**STATED EXERCISE**
Reproduce the listing below exactly. Pictures do not belong in the copy.

**DATA FOR PROCESSING**
________

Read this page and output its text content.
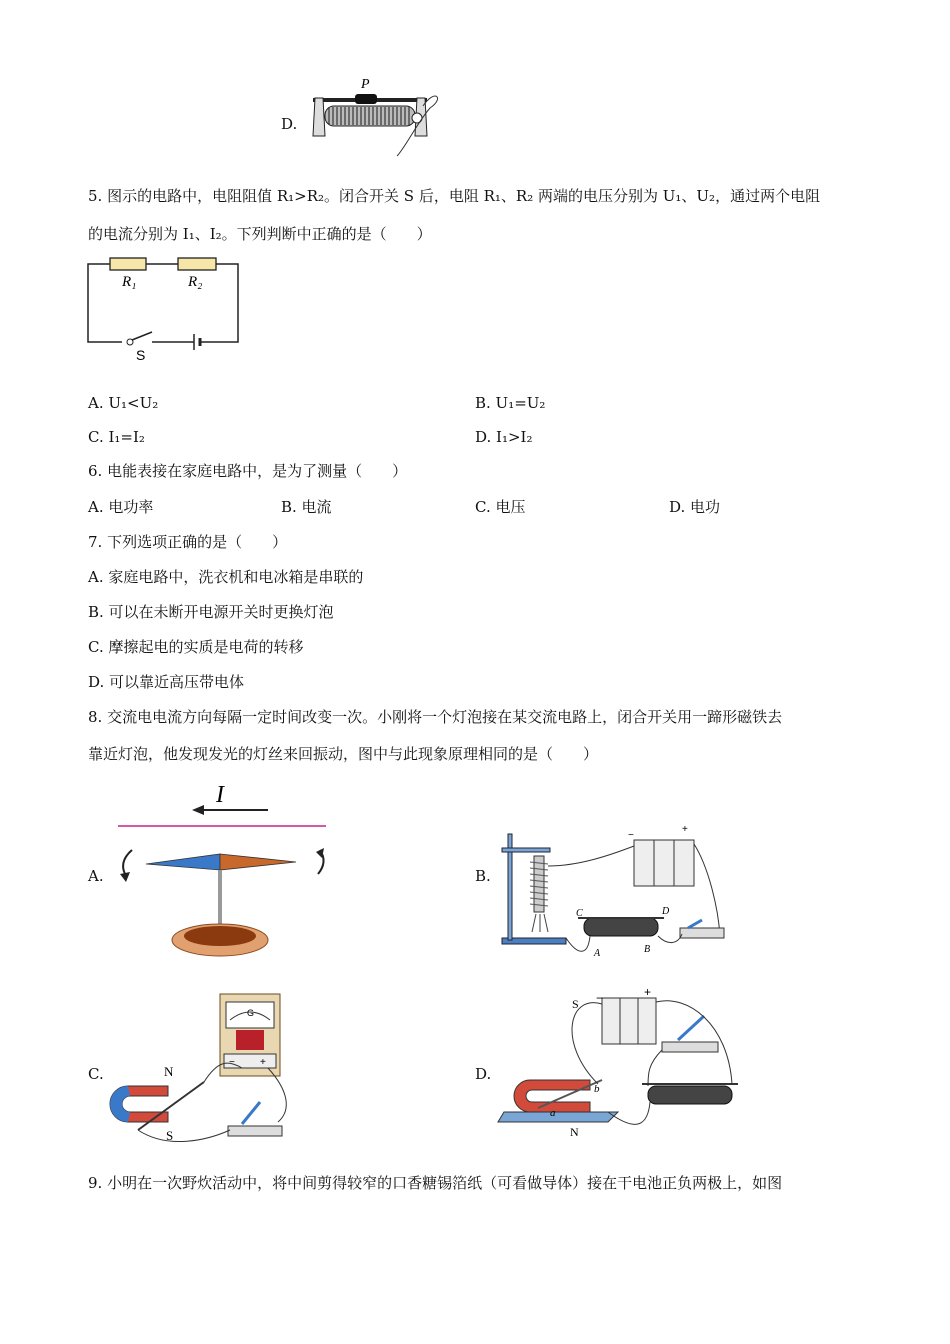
D.
P
5. 图示的电路中，电阻阻值 R₁>R₂。闭合开关 S 后，电阻 R₁、R₂ 两端的电压分别为 U₁、U₂，通过两个电阻
的电流分别为 I₁、I₂。下列判断中正确的是（　　）
R₁	R₂
S
A. U₁<U₂	B. U₁=U₂
C. I₁=I₂	D. I₁>I₂
6. 电能表接在家庭电路中，是为了测量（　　）
A. 电功率	B. 电流	C. 电压	D. 电功
7. 下列选项正确的是（　　）
A. 家庭电路中，洗衣机和电冰箱是串联的
B. 可以在未断开电源开关时更换灯泡
C. 摩擦起电的实质是电荷的转移
D. 可以靠近高压带电体
8. 交流电电流方向每隔一定时间改变一次。小刚将一个灯泡接在某交流电路上，闭合开关用一蹄形磁铁去
靠近灯泡，他发现发光的灯丝来回振动，图中与此现象原理相同的是（　　）
A.
I
B.
−
+
C	D
A	B
C.
G
−	+
N
S
D.
−	+
S
N
a
b
9. 小明在一次野炊活动中，将中间剪得较窄的口香糖锡箔纸（可看做导体）接在干电池正负两极上，如图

________

**THE ANSWER**
Read this page and output its text content.
D.
P
5. 图示的电路中，电阻阻值 R₁>R₂。闭合开关 S 后，电阻 R₁、R₂ 两端的电压分别为 U₁、U₂，通过两个电阻
的电流分别为 I₁、I₂。下列判断中正确的是（　　）
R₁	R₂
S
A. U₁<U₂	B. U₁=U₂
C. I₁=I₂	D. I₁>I₂
6. 电能表接在家庭电路中，是为了测量（　　）
A. 电功率	B. 电流	C. 电压	D. 电功
7. 下列选项正确的是（　　）
A. 家庭电路中，洗衣机和电冰箱是串联的
B. 可以在未断开电源开关时更换灯泡
C. 摩擦起电的实质是电荷的转移
D. 可以靠近高压带电体
8. 交流电电流方向每隔一定时间改变一次。小刚将一个灯泡接在某交流电路上，闭合开关用一蹄形磁铁去
靠近灯泡，他发现发光的灯丝来回振动，图中与此现象原理相同的是（　　）
A.
I
B.
−
+
C	D
A	B
C.
G
−	+
N
S
D.
−	+
S
N
a
b
9. 小明在一次野炊活动中，将中间剪得较窄的口香糖锡箔纸（可看做导体）接在干电池正负两极上，如图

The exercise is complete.